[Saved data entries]
--*--
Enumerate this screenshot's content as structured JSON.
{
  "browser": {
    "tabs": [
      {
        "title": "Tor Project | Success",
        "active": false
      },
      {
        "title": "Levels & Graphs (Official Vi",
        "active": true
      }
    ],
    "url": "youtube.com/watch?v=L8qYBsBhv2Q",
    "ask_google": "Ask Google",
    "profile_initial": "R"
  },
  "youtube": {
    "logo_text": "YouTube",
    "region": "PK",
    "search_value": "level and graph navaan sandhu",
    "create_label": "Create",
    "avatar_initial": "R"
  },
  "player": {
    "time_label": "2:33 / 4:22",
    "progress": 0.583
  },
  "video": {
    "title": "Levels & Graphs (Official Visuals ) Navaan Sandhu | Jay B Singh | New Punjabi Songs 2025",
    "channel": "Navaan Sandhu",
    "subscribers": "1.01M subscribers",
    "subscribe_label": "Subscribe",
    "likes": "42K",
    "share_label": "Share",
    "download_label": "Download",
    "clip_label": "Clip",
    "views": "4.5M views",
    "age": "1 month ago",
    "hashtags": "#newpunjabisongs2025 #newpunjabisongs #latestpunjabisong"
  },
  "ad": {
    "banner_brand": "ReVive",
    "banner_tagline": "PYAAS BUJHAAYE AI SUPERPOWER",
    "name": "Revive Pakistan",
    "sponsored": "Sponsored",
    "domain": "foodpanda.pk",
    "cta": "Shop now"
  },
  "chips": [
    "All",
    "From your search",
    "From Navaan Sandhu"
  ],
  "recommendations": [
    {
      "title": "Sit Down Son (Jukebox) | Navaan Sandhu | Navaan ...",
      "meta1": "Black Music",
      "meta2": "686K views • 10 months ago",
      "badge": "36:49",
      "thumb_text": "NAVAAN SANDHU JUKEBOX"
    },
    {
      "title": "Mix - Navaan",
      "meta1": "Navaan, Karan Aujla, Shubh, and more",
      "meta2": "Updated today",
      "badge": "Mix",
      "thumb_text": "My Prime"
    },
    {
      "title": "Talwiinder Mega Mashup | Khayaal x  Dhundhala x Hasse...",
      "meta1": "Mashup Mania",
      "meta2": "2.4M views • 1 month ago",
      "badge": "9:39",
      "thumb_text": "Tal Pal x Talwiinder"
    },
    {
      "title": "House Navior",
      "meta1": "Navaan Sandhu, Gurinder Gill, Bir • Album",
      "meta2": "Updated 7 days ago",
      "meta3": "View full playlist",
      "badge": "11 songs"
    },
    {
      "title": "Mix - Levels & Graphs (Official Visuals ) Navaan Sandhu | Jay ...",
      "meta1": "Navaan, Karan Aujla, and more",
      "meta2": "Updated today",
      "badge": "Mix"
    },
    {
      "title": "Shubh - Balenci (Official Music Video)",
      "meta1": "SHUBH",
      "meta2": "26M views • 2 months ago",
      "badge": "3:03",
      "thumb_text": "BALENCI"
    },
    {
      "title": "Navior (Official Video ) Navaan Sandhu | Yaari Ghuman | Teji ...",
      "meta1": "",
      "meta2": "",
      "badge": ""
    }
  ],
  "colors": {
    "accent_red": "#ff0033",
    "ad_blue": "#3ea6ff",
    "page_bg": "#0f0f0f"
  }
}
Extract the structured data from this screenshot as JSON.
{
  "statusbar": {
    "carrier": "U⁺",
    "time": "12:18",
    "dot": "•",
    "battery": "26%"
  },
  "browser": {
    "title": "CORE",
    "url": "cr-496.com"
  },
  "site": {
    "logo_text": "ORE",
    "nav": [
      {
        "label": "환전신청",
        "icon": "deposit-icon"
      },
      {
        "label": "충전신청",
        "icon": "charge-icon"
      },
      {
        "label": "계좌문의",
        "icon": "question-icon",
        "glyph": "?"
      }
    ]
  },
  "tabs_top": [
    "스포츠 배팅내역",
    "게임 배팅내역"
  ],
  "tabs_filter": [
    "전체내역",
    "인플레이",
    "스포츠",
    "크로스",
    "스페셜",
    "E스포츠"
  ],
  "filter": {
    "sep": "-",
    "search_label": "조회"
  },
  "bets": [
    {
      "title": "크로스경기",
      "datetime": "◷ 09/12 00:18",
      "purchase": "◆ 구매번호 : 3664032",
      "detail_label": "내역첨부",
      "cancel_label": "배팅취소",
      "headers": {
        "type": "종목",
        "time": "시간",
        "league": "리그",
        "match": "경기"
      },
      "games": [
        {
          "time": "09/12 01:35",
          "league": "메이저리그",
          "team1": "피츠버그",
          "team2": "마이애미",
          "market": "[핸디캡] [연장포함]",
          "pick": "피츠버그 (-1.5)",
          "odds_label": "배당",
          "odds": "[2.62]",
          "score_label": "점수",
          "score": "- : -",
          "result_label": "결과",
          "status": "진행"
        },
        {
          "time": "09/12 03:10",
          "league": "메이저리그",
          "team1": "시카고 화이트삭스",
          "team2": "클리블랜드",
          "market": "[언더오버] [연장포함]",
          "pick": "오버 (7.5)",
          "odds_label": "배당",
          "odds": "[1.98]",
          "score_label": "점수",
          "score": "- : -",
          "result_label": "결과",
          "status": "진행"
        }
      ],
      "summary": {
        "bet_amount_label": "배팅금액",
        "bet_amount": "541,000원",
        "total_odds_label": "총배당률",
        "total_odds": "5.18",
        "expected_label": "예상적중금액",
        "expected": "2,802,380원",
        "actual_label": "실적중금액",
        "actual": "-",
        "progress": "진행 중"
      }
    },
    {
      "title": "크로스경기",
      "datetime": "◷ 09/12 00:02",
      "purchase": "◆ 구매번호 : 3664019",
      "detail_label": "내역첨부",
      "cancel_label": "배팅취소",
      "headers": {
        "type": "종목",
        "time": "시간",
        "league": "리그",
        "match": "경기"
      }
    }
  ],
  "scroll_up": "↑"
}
--*--
- _Short task_
Output the entries exactly.

- _Correct response_
Enumerate this screenshot's content as structured JSON.
{
  "browser": {
    "tabs": [
      {
        "title": "Tor Project | Success",
        "active": false
      },
      {
        "title": "Levels & Graphs (Official Vi",
        "active": true
      }
    ],
    "url": "youtube.com/watch?v=L8qYBsBhv2Q",
    "ask_google": "Ask Google",
    "profile_initial": "R"
  },
  "youtube": {
    "logo_text": "YouTube",
    "region": "PK",
    "search_value": "level and graph navaan sandhu",
    "create_label": "Create",
    "avatar_initial": "R"
  },
  "player": {
    "time_label": "2:33 / 4:22",
    "progress": 0.583
  },
  "video": {
    "title": "Levels & Graphs (Official Visuals ) Navaan Sandhu | Jay B Singh | New Punjabi Songs 2025",
    "channel": "Navaan Sandhu",
    "subscribers": "1.01M subscribers",
    "subscribe_label": "Subscribe",
    "likes": "42K",
    "share_label": "Share",
    "download_label": "Download",
    "clip_label": "Clip",
    "views": "4.5M views",
    "age": "1 month ago",
    "hashtags": "#newpunjabisongs2025 #newpunjabisongs #latestpunjabisong"
  },
  "ad": {
    "banner_brand": "ReVive",
    "banner_tagline": "PYAAS BUJHAAYE AI SUPERPOWER",
    "name": "Revive Pakistan",
    "sponsored": "Sponsored",
    "domain": "foodpanda.pk",
    "cta": "Shop now"
  },
  "chips": [
    "All",
    "From your search",
    "From Navaan Sandhu"
  ],
  "recommendations": [
    {
      "title": "Sit Down Son (Jukebox) | Navaan Sandhu | Navaan ...",
      "meta1": "Black Music",
      "meta2": "686K views • 10 months ago",
      "badge": "36:49",
      "thumb_text": "NAVAAN SANDHU JUKEBOX"
    },
    {
      "title": "Mix - Navaan",
      "meta1": "Navaan, Karan Aujla, Shubh, and more",
      "meta2": "Updated today",
      "badge": "Mix",
      "thumb_text": "My Prime"
    },
    {
      "title": "Talwiinder Mega Mashup | Khayaal x  Dhundhala x Hasse...",
      "meta1": "Mashup Mania",
      "meta2": "2.4M views • 1 month ago",
      "badge": "9:39",
      "thumb_text": "Tal Pal x Talwiinder"
    },
    {
      "title": "House Navior",
      "meta1": "Navaan Sandhu, Gurinder Gill, Bir • Album",
      "meta2": "Updated 7 days ago",
      "meta3": "View full playlist",
      "badge": "11 songs"
    },
    {
      "title": "Mix - Levels & Graphs (Official Visuals ) Navaan Sandhu | Jay ...",
      "meta1": "Navaan, Karan Aujla, and more",
      "meta2": "Updated today",
      "badge": "Mix"
    },
    {
      "title": "Shubh - Balenci (Official Music Video)",
      "meta1": "SHUBH",
      "meta2": "26M views • 2 months ago",
      "badge": "3:03",
      "thumb_text": "BALENCI"
    },
    {
      "title": "Navior (Official Video ) Navaan Sandhu | Yaari Ghuman | Teji ...",
      "meta1": "",
      "meta2": "",
      "badge": ""
    }
  ],
  "colors": {
    "accent_red": "#ff0033",
    "ad_blue": "#3ea6ff",
    "page_bg": "#0f0f0f"
  }
}
Extract the structured data from this screenshot as JSON.
{
  "statusbar": {
    "carrier": "U⁺",
    "time": "12:18",
    "dot": "•",
    "battery": "26%"
  },
  "browser": {
    "title": "CORE",
    "url": "cr-496.com"
  },
  "site": {
    "logo_text": "ORE",
    "nav": [
      {
        "label": "환전신청",
        "icon": "deposit-icon"
      },
      {
        "label": "충전신청",
        "icon": "charge-icon"
      },
      {
        "label": "계좌문의",
        "icon": "question-icon",
        "glyph": "?"
      }
    ]
  },
  "tabs_top": [
    "스포츠 배팅내역",
    "게임 배팅내역"
  ],
  "tabs_filter": [
    "전체내역",
    "인플레이",
    "스포츠",
    "크로스",
    "스페셜",
    "E스포츠"
  ],
  "filter": {
    "sep": "-",
    "search_label": "조회"
  },
  "bets": [
    {
      "title": "크로스경기",
      "datetime": "◷ 09/12 00:18",
      "purchase": "◆ 구매번호 : 3664032",
      "detail_label": "내역첨부",
      "cancel_label": "배팅취소",
      "headers": {
        "type": "종목",
        "time": "시간",
        "league": "리그",
        "match": "경기"
      },
      "games": [
        {
          "time": "09/12 01:35",
          "league": "메이저리그",
          "team1": "피츠버그",
          "team2": "마이애미",
          "market": "[핸디캡] [연장포함]",
          "pick": "피츠버그 (-1.5)",
          "odds_label": "배당",
          "odds": "[2.62]",
          "score_label": "점수",
          "score": "- : -",
          "result_label": "결과",
          "status": "진행"
        },
        {
          "time": "09/12 03:10",
          "league": "메이저리그",
          "team1": "시카고 화이트삭스",
          "team2": "클리블랜드",
          "market": "[언더오버] [연장포함]",
          "pick": "오버 (7.5)",
          "odds_label": "배당",
          "odds": "[1.98]",
          "score_label": "점수",
          "score": "- : -",
          "result_label": "결과",
          "status": "진행"
        }
      ],
      "summary": {
        "bet_amount_label": "배팅금액",
        "bet_amount": "541,000원",
        "total_odds_label": "총배당률",
        "total_odds": "5.18",
        "expected_label": "예상적중금액",
        "expected": "2,802,380원",
        "actual_label": "실적중금액",
        "actual": "-",
        "progress": "진행 중"
      }
    },
    {
      "title": "크로스경기",
      "datetime": "◷ 09/12 00:02",
      "purchase": "◆ 구매번호 : 3664019",
      "detail_label": "내역첨부",
      "cancel_label": "배팅취소",
      "headers": {
        "type": "종목",
        "time": "시간",
        "league": "리그",
        "match": "경기"
      }
    }
  ],
  "scroll_up": "↑"
}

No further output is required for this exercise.